> **PROBLEM TO SOLVE**
Copy nothing but the text: reproduce each line of the listing exactly and leave the pictures out.

[start]

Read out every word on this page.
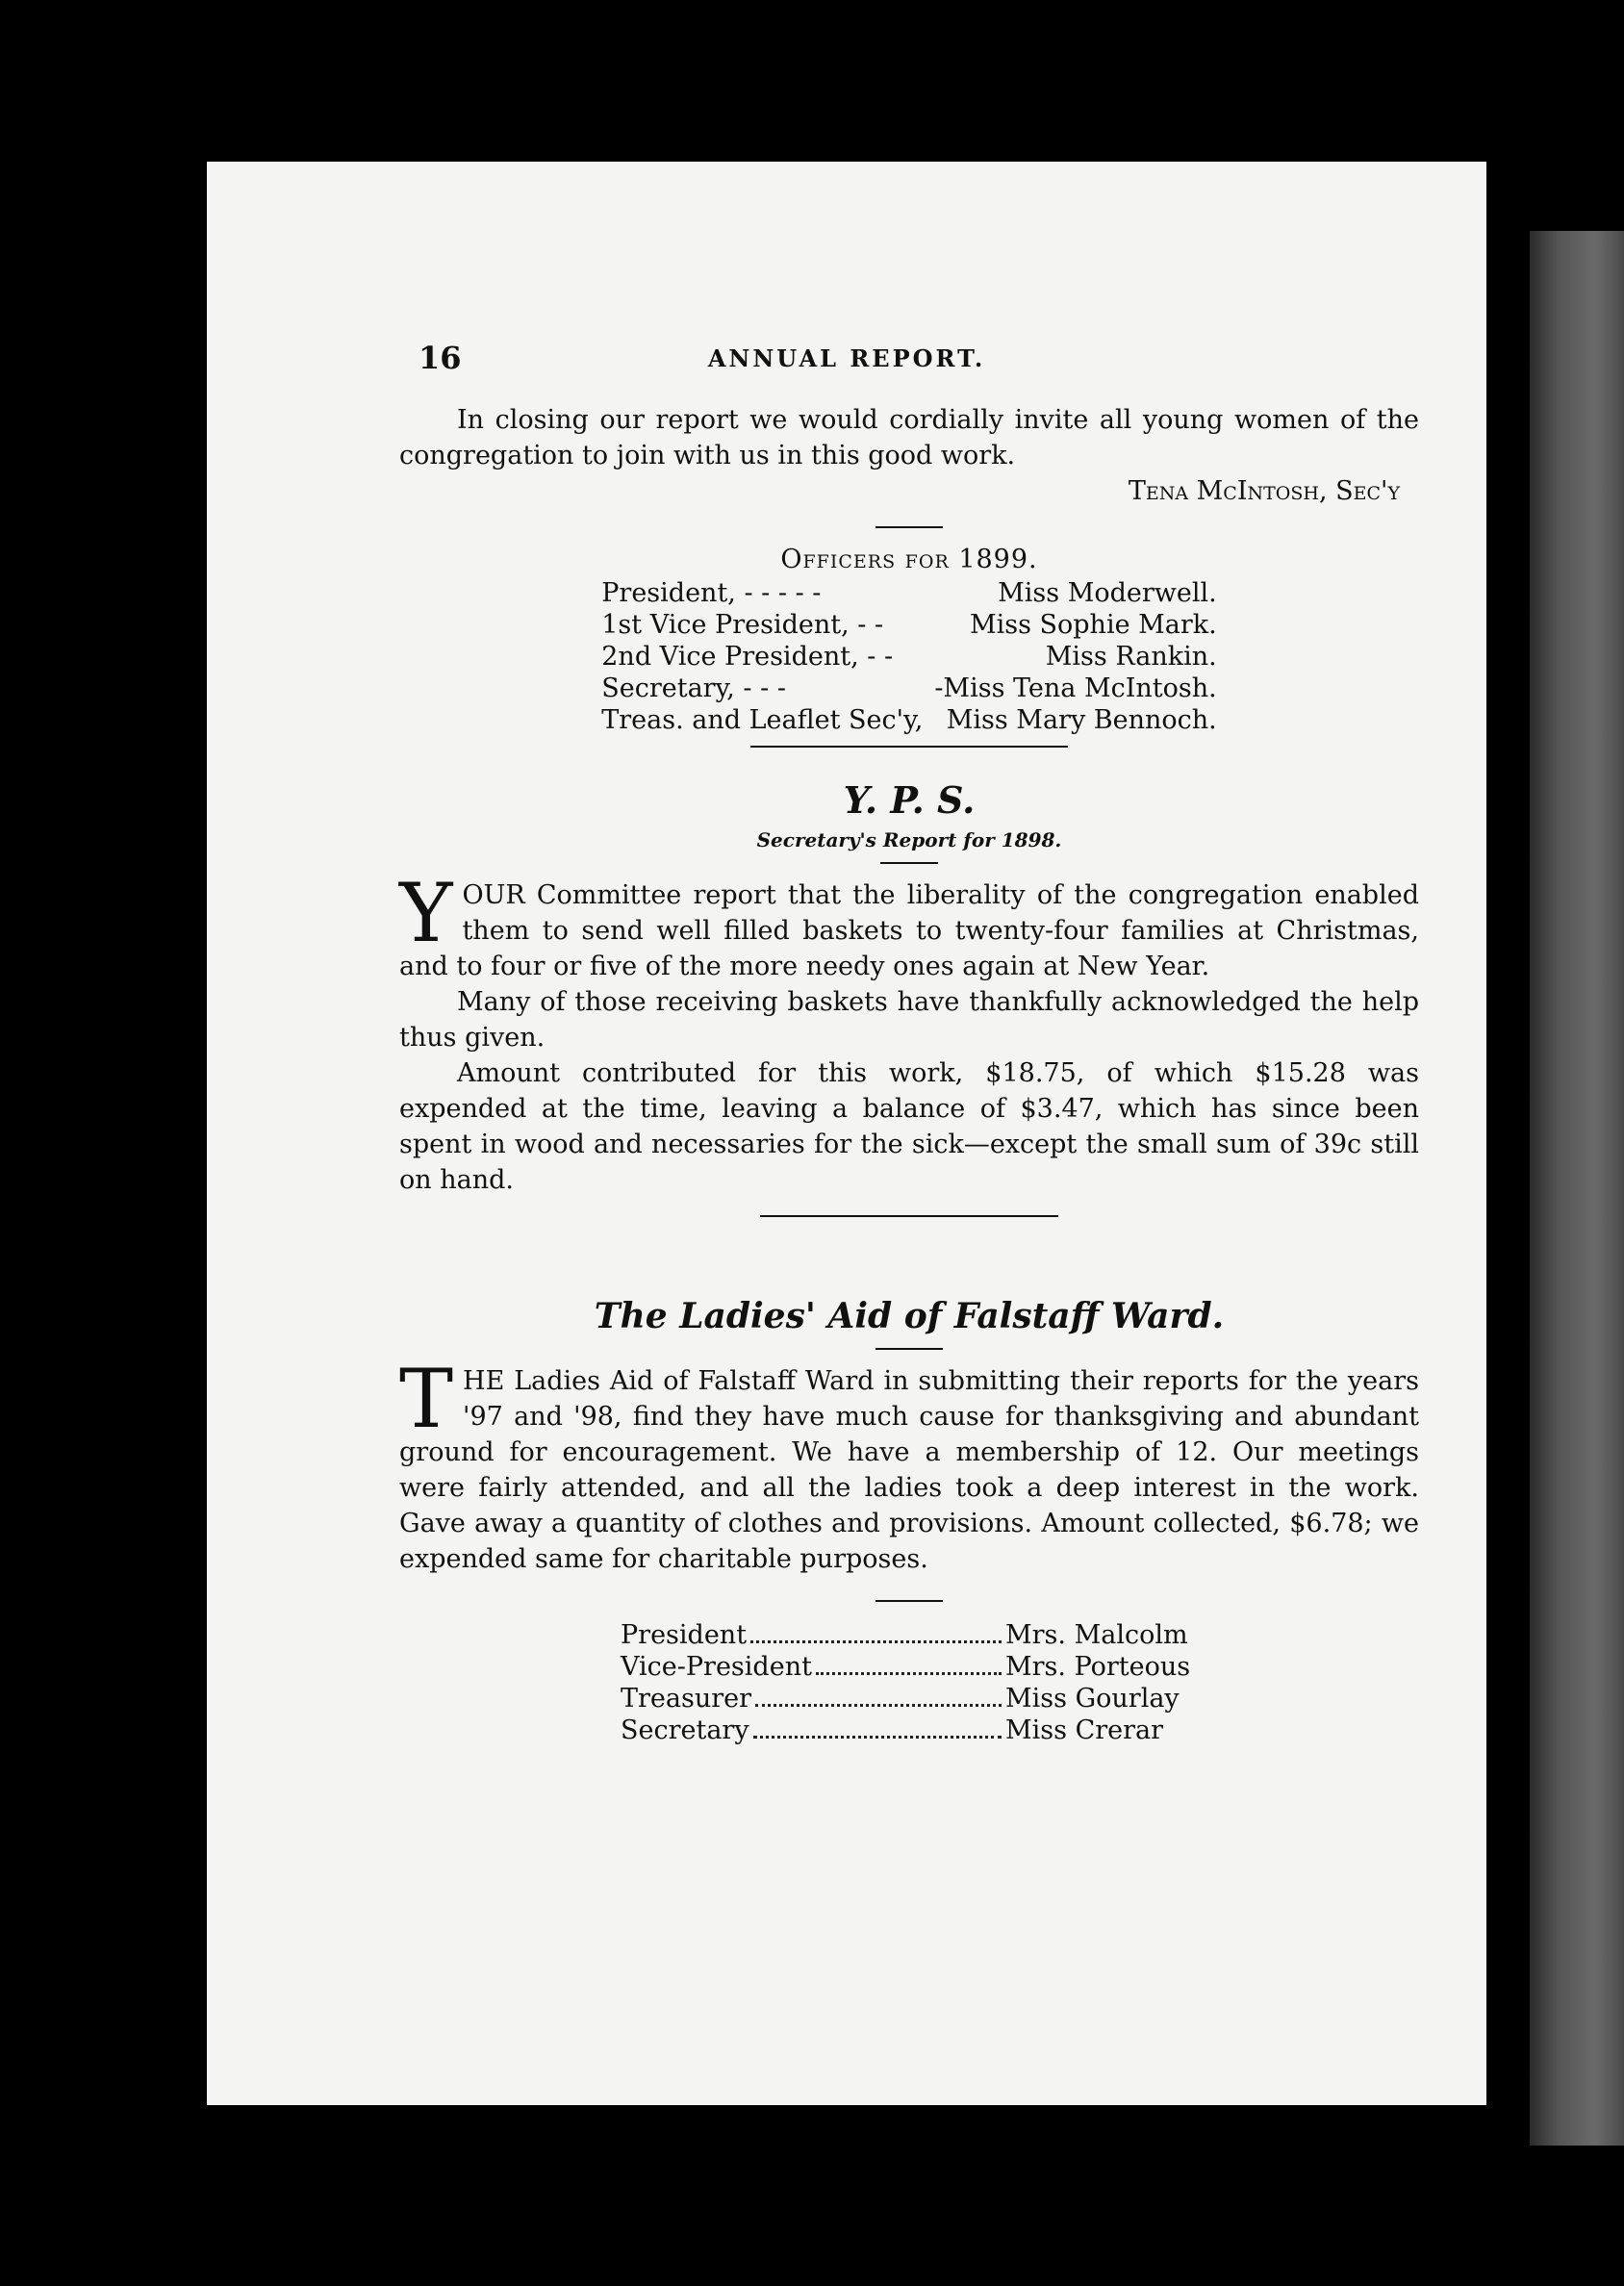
16	ANNUAL REPORT.

In closing our report we would cordially invite all young women of the congregation to join with us in this good work.

Tena McIntosh, Sec'y
Officers for 1899.
President, - - - - -	Miss Moderwell.
1st Vice President, - -	Miss Sophie Mark.
2nd Vice President, - -	Miss Rankin.
Secretary, - - -	-Miss Tena McIntosh.
Treas. and Leaflet Sec'y,	Miss Mary Bennoch.
Y. P. S.
Secretary's Report for 1898.

YOUR Committee report that the liberality of the congregation enabled them to send well filled baskets to twenty-four families at Christmas, and to four or five of the more needy ones again at New Year.

Many of those receiving baskets have thankfully acknowledged the help thus given.

Amount contributed for this work, $18.75, of which $15.28 was expended at the time, leaving a balance of $3.47, which has since been spent in wood and necessaries for the sick—except the small sum of 39c still on hand.

The Ladies' Aid of Falstaff Ward.

THE Ladies Aid of Falstaff Ward in submitting their reports for the years '97 and '98, find they have much cause for thanksgiving and abundant ground for encouragement. We have a membership of 12. Our meetings were fairly attended, and all the ladies took a deep interest in the work. Gave away a quantity of clothes and provisions. Amount collected, $6.78; we expended same for charitable purposes.

President	Mrs. Malcolm
Vice-President	Mrs. Porteous
Treasurer	Miss Gourlay
Secretary	Miss Crerar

[end]

> **EXERCISE OUTPUT**
Read out every word on this page.
16	ANNUAL REPORT.

In closing our report we would cordially invite all young women of the congregation to join with us in this good work.

Tena McIntosh, Sec'y
Officers for 1899.
President, - - - - -	Miss Moderwell.
1st Vice President, - -	Miss Sophie Mark.
2nd Vice President, - -	Miss Rankin.
Secretary, - - -	-Miss Tena McIntosh.
Treas. and Leaflet Sec'y,	Miss Mary Bennoch.
Y. P. S.
Secretary's Report for 1898.

YOUR Committee report that the liberality of the congregation enabled them to send well filled baskets to twenty-four families at Christmas, and to four or five of the more needy ones again at New Year.

Many of those receiving baskets have thankfully acknowledged the help thus given.

Amount contributed for this work, $18.75, of which $15.28 was expended at the time, leaving a balance of $3.47, which has since been spent in wood and necessaries for the sick—except the small sum of 39c still on hand.

The Ladies' Aid of Falstaff Ward.

THE Ladies Aid of Falstaff Ward in submitting their reports for the years '97 and '98, find they have much cause for thanksgiving and abundant ground for encouragement. We have a membership of 12. Our meetings were fairly attended, and all the ladies took a deep interest in the work. Gave away a quantity of clothes and provisions. Amount collected, $6.78; we expended same for charitable purposes.

President	Mrs. Malcolm
Vice-President	Mrs. Porteous
Treasurer	Miss Gourlay
Secretary	Miss Crerar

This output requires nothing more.